Extract provided »
——
The key question is, whether calling the incoming Queue's get method would block gevent's main loop or not. There's a timeout for that method, so I could make it into a loop with a small timeout, but that's not a good solution, since it would still block gevent for small time periods hurting its low I/O latency.
I'm also open to suggestions on how to circumvent the whole problem of using pipes on Windows, which is known to be hard and sometimes fragile. I'm not sure whether shared memory based IPC is possible on Windows or not. Maybe I could wrap the console application in a way which would allow communicating with the child process using network sockets, which is known to work well with gevent.
Please don't question my primary use case, if possible. Thanks.
The Queue's get method is really blocking. Using it with timeout could potentially solve your problem, but it definitely won't be a cleanest solution and, which is the most important, will introduce extra latency for no good reason. Even if it wasn't blocking, that won't be a good solution either. Just because non-blocking itself is not enough, the good asynchronous call/API should smoothly integrate into the I/O framework in use. Be that gevent for Python, libevent for C or Boost ASIO for C++.
The easiest solution would be to use simple I/O by spawning your console applications and attaching to its console in and out descriptors. There are at two major factors to consider:
It will be extremely easy for your clients to write client applications. They will not have to work with any kind of IPC, socket or other code, which could be very hard thing for many. With this approach, application will just read from stdin and write to stdout.
It will be extremely easy to test console applications using this approach as you can manually start them, enter text into console and see results.
Gevent is a perfect fit for async read/write here.
However, the downside is that you will have to start this application, there will be no support for concurrent communication with it, and there will be no support for communication over network. There is even a good example for starters.
To keep it simple but more flexible, you can use TCP/IP sockets. If both client and server are running on the same machine. Also, a good operating system will use IPC as an underlying implementation, so it will be fast. And, if you are worrying about performance of this case, you probably should not use Python at all and look at other technologies.
Even fancies solution – use ZeroC ICE. It is very modern technology allowing almost seamless inter-process communication. It is a CORBA killer, very easy to use. It is heavily used by many, proven to be fastest in its class and rock stable. The beauty of this solution is that you can seamlessly integrate programs in many different languages, like Python, Java, C++ etc. But this will require some of your time to get familiar with a concept. If you decide to go this way, just spend a day reading trough documentation.
Hope it helps. Good luck!
Your question is already quite old. Nevertheless, I would like to recommend http://gehrcke.de/gipc which -- I believe -- would tackle the outlined challenge in a very straight-forward fashion. Basically, it allows you to integrate multiprocessing-based child processes anywhere in your application (also on Windows). Interaction with Process objects (such as calling join()) is gevent-cooperative. Via its pipe management, it allows for cooperatively blocking inter-process communication. However, on Windows, IPC currently is much less efficient than on POSIX-compliant systems (since non-blocking I/O is imitated through a thread pool). Depending on the IPC messaging volume of your application, this might or might not be of significance.
——
Your instructions »
According to the discussion of gevent and inter-process communication on Windows, how does gipc imitate non-blocking I/O on Windows?
——
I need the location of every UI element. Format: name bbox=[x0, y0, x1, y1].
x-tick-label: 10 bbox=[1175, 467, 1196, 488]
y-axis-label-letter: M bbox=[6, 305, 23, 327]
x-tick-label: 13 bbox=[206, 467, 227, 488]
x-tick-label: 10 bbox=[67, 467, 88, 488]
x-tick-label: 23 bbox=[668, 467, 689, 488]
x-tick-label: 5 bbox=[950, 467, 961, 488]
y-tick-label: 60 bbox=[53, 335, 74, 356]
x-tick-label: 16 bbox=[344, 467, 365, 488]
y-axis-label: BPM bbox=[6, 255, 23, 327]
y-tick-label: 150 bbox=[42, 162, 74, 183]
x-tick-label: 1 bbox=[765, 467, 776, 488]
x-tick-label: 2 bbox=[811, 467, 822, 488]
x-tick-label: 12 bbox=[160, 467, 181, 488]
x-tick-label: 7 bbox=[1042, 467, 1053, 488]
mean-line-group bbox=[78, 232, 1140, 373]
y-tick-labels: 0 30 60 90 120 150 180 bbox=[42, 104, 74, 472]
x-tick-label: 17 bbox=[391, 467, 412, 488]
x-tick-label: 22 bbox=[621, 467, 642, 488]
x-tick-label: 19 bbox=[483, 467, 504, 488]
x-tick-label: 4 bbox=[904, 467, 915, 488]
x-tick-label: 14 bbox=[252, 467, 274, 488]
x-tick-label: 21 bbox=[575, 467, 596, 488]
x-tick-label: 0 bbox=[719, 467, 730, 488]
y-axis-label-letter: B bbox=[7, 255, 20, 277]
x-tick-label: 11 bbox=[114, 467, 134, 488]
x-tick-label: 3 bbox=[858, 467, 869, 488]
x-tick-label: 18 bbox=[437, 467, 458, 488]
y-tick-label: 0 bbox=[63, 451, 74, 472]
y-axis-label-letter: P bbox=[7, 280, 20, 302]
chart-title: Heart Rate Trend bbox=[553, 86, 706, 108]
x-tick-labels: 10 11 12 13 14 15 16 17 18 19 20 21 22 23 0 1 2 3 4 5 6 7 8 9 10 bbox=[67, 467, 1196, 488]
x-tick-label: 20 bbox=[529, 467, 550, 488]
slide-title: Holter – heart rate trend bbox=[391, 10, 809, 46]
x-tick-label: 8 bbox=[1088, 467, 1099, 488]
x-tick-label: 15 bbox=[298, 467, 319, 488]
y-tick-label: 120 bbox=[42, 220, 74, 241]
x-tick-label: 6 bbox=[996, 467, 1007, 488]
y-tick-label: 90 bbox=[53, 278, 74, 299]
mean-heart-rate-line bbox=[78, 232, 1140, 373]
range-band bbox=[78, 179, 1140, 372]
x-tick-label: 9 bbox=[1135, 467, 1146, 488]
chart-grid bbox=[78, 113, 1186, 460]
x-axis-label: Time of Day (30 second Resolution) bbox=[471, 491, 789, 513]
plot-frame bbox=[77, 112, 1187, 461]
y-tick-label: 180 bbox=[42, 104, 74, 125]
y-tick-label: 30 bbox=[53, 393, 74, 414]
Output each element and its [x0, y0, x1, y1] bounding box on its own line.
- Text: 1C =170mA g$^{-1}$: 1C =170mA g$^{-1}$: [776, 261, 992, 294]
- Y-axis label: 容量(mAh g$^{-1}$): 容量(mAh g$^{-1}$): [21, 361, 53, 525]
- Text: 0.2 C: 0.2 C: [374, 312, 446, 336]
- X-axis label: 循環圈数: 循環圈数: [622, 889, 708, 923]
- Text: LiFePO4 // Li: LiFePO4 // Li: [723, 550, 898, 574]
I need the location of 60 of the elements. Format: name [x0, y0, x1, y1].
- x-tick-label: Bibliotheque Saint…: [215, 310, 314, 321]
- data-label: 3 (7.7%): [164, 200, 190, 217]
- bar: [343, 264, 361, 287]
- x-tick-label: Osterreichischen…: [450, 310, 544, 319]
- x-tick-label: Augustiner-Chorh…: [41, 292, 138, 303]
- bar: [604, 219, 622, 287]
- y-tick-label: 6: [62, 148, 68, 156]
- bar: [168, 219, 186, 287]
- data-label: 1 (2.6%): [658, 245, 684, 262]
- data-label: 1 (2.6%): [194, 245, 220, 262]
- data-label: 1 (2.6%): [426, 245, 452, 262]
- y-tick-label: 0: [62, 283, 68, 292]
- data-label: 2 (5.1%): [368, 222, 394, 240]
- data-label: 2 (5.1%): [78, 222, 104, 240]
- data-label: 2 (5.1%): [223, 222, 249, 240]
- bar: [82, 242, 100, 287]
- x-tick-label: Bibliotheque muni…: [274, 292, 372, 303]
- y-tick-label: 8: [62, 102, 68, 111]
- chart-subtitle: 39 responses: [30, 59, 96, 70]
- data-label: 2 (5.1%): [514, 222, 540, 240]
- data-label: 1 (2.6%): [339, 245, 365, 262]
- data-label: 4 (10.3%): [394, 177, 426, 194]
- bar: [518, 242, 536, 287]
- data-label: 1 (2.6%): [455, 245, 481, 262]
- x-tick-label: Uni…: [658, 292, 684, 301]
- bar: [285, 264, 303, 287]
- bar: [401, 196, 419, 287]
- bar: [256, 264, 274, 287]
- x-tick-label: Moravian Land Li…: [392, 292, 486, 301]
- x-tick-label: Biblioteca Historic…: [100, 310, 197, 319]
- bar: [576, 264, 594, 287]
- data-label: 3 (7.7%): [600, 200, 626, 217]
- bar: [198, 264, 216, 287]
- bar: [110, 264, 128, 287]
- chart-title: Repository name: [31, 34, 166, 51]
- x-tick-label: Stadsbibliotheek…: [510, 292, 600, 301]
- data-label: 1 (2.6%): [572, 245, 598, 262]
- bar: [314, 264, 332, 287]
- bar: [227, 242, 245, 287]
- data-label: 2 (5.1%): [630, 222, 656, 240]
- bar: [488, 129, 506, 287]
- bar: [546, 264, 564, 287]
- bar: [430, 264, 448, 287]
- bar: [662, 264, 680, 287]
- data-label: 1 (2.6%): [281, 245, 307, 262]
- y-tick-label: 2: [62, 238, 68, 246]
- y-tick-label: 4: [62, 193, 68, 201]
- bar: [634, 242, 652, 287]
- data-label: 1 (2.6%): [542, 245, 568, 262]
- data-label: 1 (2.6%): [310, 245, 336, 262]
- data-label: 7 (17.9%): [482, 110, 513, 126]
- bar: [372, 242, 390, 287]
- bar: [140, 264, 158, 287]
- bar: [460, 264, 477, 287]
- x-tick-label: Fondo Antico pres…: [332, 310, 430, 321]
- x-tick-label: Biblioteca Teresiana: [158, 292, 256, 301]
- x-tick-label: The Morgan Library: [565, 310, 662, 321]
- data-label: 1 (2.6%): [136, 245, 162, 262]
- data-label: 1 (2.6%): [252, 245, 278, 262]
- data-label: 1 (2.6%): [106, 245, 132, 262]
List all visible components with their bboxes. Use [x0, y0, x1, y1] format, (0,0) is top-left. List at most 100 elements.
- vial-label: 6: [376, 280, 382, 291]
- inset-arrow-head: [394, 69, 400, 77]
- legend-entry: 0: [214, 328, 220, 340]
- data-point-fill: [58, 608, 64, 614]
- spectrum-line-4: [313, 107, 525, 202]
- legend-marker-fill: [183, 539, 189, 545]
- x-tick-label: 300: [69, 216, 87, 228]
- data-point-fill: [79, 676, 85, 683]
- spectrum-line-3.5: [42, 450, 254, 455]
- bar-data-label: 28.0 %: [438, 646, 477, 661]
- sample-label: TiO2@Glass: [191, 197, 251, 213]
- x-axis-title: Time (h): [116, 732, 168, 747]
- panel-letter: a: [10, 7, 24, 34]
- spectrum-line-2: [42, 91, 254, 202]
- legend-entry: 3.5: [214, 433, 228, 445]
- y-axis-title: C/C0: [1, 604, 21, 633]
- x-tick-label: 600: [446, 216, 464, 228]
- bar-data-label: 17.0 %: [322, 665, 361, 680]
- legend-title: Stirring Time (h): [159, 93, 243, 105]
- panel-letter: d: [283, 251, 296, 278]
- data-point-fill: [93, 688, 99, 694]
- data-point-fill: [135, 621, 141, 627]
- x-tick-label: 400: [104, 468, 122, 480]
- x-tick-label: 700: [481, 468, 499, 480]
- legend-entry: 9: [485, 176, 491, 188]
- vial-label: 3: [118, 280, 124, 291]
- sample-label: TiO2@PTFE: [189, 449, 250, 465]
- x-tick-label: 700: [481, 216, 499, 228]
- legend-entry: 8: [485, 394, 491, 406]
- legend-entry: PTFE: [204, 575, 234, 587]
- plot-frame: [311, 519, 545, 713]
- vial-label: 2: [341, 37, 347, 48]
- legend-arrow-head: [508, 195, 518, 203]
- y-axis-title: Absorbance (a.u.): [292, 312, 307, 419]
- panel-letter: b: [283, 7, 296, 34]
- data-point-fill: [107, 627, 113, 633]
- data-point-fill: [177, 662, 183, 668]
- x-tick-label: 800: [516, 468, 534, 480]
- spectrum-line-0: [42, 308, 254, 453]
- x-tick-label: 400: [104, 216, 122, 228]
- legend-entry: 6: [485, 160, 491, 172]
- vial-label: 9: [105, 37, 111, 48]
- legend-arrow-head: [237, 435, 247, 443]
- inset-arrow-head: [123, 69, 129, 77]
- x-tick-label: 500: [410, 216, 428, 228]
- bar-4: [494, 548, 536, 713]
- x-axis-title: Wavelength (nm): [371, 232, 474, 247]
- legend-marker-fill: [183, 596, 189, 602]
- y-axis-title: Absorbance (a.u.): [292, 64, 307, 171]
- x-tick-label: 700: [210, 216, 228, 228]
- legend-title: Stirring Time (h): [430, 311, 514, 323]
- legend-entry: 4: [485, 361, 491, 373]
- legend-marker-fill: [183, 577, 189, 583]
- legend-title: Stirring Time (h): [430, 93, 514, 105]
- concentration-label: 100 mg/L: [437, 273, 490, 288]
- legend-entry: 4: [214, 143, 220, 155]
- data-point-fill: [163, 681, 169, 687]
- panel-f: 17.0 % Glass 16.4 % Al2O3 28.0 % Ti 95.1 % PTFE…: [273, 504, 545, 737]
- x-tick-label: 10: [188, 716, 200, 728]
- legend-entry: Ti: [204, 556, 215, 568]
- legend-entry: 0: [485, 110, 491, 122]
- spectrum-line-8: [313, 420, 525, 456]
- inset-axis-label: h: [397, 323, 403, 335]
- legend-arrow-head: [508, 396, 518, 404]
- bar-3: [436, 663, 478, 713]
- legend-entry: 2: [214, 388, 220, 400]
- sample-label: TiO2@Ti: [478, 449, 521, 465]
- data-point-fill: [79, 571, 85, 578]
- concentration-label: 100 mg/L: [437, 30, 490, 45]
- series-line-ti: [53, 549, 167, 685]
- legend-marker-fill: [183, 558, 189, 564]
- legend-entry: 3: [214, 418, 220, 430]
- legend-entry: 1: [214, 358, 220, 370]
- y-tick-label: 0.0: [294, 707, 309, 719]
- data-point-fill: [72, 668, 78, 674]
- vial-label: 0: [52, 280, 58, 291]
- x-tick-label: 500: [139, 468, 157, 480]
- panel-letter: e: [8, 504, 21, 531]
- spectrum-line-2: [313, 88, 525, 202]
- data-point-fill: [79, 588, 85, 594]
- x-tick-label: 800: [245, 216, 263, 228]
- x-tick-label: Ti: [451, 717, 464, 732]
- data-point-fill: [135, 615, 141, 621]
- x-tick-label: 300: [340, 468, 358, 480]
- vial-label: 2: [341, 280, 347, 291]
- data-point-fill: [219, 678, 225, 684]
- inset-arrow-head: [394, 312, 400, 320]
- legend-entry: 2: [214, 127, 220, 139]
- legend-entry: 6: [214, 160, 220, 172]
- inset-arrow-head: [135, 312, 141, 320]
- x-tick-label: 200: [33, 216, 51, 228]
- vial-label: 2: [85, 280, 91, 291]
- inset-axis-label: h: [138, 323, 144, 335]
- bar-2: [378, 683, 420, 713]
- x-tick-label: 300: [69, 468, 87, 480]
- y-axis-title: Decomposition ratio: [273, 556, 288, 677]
——
Exercise solution »
It imitates non-blocking I/O through a thread pool.